• _Exercise brief_: Copy out every line of the records below word for word, with nothing changed, added or left out.

• _Stored rows_:
--------------------
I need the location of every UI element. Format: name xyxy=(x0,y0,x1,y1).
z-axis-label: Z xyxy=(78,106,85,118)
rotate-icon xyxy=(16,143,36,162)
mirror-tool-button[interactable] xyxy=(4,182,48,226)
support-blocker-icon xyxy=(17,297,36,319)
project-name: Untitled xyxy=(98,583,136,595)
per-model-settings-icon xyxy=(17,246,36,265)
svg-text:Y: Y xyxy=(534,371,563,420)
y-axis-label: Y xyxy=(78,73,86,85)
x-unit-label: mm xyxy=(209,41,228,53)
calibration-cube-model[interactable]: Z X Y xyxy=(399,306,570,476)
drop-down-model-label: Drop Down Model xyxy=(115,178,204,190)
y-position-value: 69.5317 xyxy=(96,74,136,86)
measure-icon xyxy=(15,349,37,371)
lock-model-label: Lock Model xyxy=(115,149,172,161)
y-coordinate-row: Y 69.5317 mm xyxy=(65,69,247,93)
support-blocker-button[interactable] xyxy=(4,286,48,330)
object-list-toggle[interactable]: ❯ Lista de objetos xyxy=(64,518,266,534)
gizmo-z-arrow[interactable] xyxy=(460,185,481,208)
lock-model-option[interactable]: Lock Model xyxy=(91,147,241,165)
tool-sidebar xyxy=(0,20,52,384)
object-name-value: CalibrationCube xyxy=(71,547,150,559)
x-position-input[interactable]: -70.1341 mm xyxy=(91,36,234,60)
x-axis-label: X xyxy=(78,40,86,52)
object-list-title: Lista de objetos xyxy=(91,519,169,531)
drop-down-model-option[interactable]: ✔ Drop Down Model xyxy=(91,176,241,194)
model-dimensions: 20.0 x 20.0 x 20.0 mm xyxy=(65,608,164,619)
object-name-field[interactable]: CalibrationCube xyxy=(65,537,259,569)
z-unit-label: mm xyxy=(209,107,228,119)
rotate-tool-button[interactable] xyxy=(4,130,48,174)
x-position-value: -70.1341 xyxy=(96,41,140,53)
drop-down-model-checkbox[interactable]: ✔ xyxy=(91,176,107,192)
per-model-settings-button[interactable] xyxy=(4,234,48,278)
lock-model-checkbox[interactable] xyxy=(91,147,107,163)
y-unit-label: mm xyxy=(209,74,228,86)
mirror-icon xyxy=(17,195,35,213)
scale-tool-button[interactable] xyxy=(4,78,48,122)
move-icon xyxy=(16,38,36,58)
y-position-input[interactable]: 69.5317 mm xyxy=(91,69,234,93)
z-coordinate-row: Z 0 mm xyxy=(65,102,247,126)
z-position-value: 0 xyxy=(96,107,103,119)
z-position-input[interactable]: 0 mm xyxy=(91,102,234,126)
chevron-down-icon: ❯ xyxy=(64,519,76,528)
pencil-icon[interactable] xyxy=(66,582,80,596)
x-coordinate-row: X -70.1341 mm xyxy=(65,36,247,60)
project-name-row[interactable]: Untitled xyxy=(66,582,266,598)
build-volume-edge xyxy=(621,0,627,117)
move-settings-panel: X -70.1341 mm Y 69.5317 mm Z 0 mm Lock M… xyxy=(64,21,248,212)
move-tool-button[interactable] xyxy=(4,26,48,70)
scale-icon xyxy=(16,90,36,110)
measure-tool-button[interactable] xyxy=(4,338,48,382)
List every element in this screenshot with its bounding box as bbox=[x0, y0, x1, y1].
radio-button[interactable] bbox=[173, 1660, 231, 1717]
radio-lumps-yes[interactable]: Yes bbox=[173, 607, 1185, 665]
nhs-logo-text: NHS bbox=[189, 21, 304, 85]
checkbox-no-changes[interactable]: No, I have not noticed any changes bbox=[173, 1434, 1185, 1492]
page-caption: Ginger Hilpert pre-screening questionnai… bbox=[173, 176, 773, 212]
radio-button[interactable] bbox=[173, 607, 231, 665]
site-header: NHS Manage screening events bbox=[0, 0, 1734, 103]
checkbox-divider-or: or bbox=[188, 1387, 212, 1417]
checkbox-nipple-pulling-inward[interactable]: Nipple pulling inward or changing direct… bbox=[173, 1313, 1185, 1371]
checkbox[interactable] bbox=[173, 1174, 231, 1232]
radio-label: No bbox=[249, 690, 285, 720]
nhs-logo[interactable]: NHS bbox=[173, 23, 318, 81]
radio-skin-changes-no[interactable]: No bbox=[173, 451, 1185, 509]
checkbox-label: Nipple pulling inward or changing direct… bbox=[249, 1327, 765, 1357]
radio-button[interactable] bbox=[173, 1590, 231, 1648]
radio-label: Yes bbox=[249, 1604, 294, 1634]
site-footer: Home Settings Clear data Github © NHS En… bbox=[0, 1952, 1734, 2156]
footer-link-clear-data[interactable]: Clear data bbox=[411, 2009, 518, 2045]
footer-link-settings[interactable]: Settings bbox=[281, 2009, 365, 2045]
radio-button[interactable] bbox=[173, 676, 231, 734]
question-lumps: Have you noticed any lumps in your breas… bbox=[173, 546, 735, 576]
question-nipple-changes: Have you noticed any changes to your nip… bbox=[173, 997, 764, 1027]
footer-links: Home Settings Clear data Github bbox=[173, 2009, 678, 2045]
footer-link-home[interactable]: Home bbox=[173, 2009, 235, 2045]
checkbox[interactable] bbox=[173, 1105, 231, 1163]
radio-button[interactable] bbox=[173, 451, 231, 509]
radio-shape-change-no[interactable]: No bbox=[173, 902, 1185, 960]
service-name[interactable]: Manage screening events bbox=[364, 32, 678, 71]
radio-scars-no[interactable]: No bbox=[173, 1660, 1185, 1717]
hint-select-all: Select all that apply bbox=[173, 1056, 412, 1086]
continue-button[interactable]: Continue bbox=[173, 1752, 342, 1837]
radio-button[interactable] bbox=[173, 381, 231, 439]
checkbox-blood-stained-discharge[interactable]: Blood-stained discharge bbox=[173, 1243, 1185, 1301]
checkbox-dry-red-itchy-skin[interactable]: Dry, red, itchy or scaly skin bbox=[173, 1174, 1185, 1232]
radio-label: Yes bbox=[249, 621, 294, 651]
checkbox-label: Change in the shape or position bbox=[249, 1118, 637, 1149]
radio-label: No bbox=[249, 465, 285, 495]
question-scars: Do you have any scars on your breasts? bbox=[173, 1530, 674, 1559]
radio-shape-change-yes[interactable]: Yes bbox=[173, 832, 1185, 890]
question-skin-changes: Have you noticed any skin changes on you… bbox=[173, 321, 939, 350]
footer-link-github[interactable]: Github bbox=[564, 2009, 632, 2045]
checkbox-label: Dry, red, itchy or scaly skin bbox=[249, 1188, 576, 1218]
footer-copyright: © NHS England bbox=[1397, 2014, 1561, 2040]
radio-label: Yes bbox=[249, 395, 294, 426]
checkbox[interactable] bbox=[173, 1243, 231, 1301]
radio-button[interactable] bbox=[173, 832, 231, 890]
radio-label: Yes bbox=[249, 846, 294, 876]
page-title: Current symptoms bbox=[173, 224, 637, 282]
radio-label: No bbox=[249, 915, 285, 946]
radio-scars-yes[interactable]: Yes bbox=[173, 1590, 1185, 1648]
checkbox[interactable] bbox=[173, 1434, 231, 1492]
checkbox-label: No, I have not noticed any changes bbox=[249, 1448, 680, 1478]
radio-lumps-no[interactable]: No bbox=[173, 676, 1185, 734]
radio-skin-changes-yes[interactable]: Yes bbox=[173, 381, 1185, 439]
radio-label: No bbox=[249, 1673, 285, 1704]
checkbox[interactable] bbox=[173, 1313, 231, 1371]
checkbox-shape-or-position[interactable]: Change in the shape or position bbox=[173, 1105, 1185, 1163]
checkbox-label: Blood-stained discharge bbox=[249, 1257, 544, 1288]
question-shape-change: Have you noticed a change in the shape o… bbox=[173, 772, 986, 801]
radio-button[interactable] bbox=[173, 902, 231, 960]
--------------------
• _Correct response_:
I need the location of every UI element. Format: name xyxy=(x0,y0,x1,y1).
z-axis-label: Z xyxy=(78,106,85,118)
rotate-icon xyxy=(16,143,36,162)
mirror-tool-button[interactable] xyxy=(4,182,48,226)
support-blocker-icon xyxy=(17,297,36,319)
project-name: Untitled xyxy=(98,583,136,595)
per-model-settings-icon xyxy=(17,246,36,265)
svg-text:Y: Y xyxy=(534,371,563,420)
y-axis-label: Y xyxy=(78,73,86,85)
x-unit-label: mm xyxy=(209,41,228,53)
calibration-cube-model[interactable]: Z X Y xyxy=(399,306,570,476)
drop-down-model-label: Drop Down Model xyxy=(115,178,204,190)
y-position-value: 69.5317 xyxy=(96,74,136,86)
measure-icon xyxy=(15,349,37,371)
lock-model-label: Lock Model xyxy=(115,149,172,161)
y-coordinate-row: Y 69.5317 mm xyxy=(65,69,247,93)
support-blocker-button[interactable] xyxy=(4,286,48,330)
object-list-toggle[interactable]: ❯ Lista de objetos xyxy=(64,518,266,534)
gizmo-z-arrow[interactable] xyxy=(460,185,481,208)
lock-model-option[interactable]: Lock Model xyxy=(91,147,241,165)
tool-sidebar xyxy=(0,20,52,384)
object-name-value: CalibrationCube xyxy=(71,547,150,559)
x-position-input[interactable]: -70.1341 mm xyxy=(91,36,234,60)
x-axis-label: X xyxy=(78,40,86,52)
object-list-title: Lista de objetos xyxy=(91,519,169,531)
drop-down-model-option[interactable]: ✔ Drop Down Model xyxy=(91,176,241,194)
model-dimensions: 20.0 x 20.0 x 20.0 mm xyxy=(65,608,164,619)
object-name-field[interactable]: CalibrationCube xyxy=(65,537,259,569)
z-unit-label: mm xyxy=(209,107,228,119)
rotate-tool-button[interactable] xyxy=(4,130,48,174)
x-position-value: -70.1341 xyxy=(96,41,140,53)
drop-down-model-checkbox[interactable]: ✔ xyxy=(91,176,107,192)
per-model-settings-button[interactable] xyxy=(4,234,48,278)
lock-model-checkbox[interactable] xyxy=(91,147,107,163)
y-unit-label: mm xyxy=(209,74,228,86)
mirror-icon xyxy=(17,195,35,213)
scale-tool-button[interactable] xyxy=(4,78,48,122)
move-icon xyxy=(16,38,36,58)
y-position-input[interactable]: 69.5317 mm xyxy=(91,69,234,93)
z-coordinate-row: Z 0 mm xyxy=(65,102,247,126)
z-position-value: 0 xyxy=(96,107,103,119)
z-position-input[interactable]: 0 mm xyxy=(91,102,234,126)
chevron-down-icon: ❯ xyxy=(64,519,76,528)
pencil-icon[interactable] xyxy=(66,582,80,596)
x-coordinate-row: X -70.1341 mm xyxy=(65,36,247,60)
project-name-row[interactable]: Untitled xyxy=(66,582,266,598)
build-volume-edge xyxy=(621,0,627,117)
move-settings-panel: X -70.1341 mm Y 69.5317 mm Z 0 mm Lock M… xyxy=(64,21,248,212)
move-tool-button[interactable] xyxy=(4,26,48,70)
scale-icon xyxy=(16,90,36,110)
measure-tool-button[interactable] xyxy=(4,338,48,382)
List every element in this screenshot with its bounding box as bbox=[x0, y0, x1, y1].
radio-button[interactable] bbox=[173, 1660, 231, 1717]
radio-lumps-yes[interactable]: Yes bbox=[173, 607, 1185, 665]
nhs-logo-text: NHS bbox=[189, 21, 304, 85]
checkbox-no-changes[interactable]: No, I have not noticed any changes bbox=[173, 1434, 1185, 1492]
page-caption: Ginger Hilpert pre-screening questionnai… bbox=[173, 176, 773, 212]
radio-button[interactable] bbox=[173, 607, 231, 665]
site-header: NHS Manage screening events bbox=[0, 0, 1734, 103]
checkbox-divider-or: or bbox=[188, 1387, 212, 1417]
checkbox-nipple-pulling-inward[interactable]: Nipple pulling inward or changing direct… bbox=[173, 1313, 1185, 1371]
checkbox[interactable] bbox=[173, 1174, 231, 1232]
radio-label: No bbox=[249, 690, 285, 720]
nhs-logo[interactable]: NHS bbox=[173, 23, 318, 81]
radio-skin-changes-no[interactable]: No bbox=[173, 451, 1185, 509]
checkbox-label: Nipple pulling inward or changing direct… bbox=[249, 1327, 765, 1357]
radio-button[interactable] bbox=[173, 1590, 231, 1648]
radio-label: Yes bbox=[249, 1604, 294, 1634]
site-footer: Home Settings Clear data Github © NHS En… bbox=[0, 1952, 1734, 2156]
footer-link-clear-data[interactable]: Clear data bbox=[411, 2009, 518, 2045]
footer-link-settings[interactable]: Settings bbox=[281, 2009, 365, 2045]
radio-button[interactable] bbox=[173, 676, 231, 734]
question-lumps: Have you noticed any lumps in your breas… bbox=[173, 546, 735, 576]
question-nipple-changes: Have you noticed any changes to your nip… bbox=[173, 997, 764, 1027]
footer-links: Home Settings Clear data Github bbox=[173, 2009, 678, 2045]
footer-link-home[interactable]: Home bbox=[173, 2009, 235, 2045]
checkbox[interactable] bbox=[173, 1105, 231, 1163]
radio-button[interactable] bbox=[173, 451, 231, 509]
radio-shape-change-no[interactable]: No bbox=[173, 902, 1185, 960]
service-name[interactable]: Manage screening events bbox=[364, 32, 678, 71]
radio-scars-no[interactable]: No bbox=[173, 1660, 1185, 1717]
hint-select-all: Select all that apply bbox=[173, 1056, 412, 1086]
continue-button[interactable]: Continue bbox=[173, 1752, 342, 1837]
radio-button[interactable] bbox=[173, 381, 231, 439]
checkbox-blood-stained-discharge[interactable]: Blood-stained discharge bbox=[173, 1243, 1185, 1301]
checkbox-dry-red-itchy-skin[interactable]: Dry, red, itchy or scaly skin bbox=[173, 1174, 1185, 1232]
radio-label: Yes bbox=[249, 621, 294, 651]
checkbox-label: Change in the shape or position bbox=[249, 1118, 637, 1149]
radio-label: No bbox=[249, 465, 285, 495]
question-scars: Do you have any scars on your breasts? bbox=[173, 1530, 674, 1559]
radio-shape-change-yes[interactable]: Yes bbox=[173, 832, 1185, 890]
question-skin-changes: Have you noticed any skin changes on you… bbox=[173, 321, 939, 350]
footer-link-github[interactable]: Github bbox=[564, 2009, 632, 2045]
checkbox-label: Dry, red, itchy or scaly skin bbox=[249, 1188, 576, 1218]
footer-copyright: © NHS England bbox=[1397, 2014, 1561, 2040]
radio-label: Yes bbox=[249, 395, 294, 426]
checkbox[interactable] bbox=[173, 1243, 231, 1301]
radio-button[interactable] bbox=[173, 832, 231, 890]
radio-label: Yes bbox=[249, 846, 294, 876]
page-title: Current symptoms bbox=[173, 224, 637, 282]
radio-label: No bbox=[249, 915, 285, 946]
radio-scars-yes[interactable]: Yes bbox=[173, 1590, 1185, 1648]
checkbox[interactable] bbox=[173, 1434, 231, 1492]
checkbox-label: No, I have not noticed any changes bbox=[249, 1448, 680, 1478]
radio-lumps-no[interactable]: No bbox=[173, 676, 1185, 734]
radio-skin-changes-yes[interactable]: Yes bbox=[173, 381, 1185, 439]
radio-label: No bbox=[249, 1673, 285, 1704]
checkbox[interactable] bbox=[173, 1313, 231, 1371]
checkbox-shape-or-position[interactable]: Change in the shape or position bbox=[173, 1105, 1185, 1163]
checkbox-label: Blood-stained discharge bbox=[249, 1257, 544, 1288]
question-shape-change: Have you noticed a change in the shape o… bbox=[173, 772, 986, 801]
radio-button[interactable] bbox=[173, 902, 231, 960]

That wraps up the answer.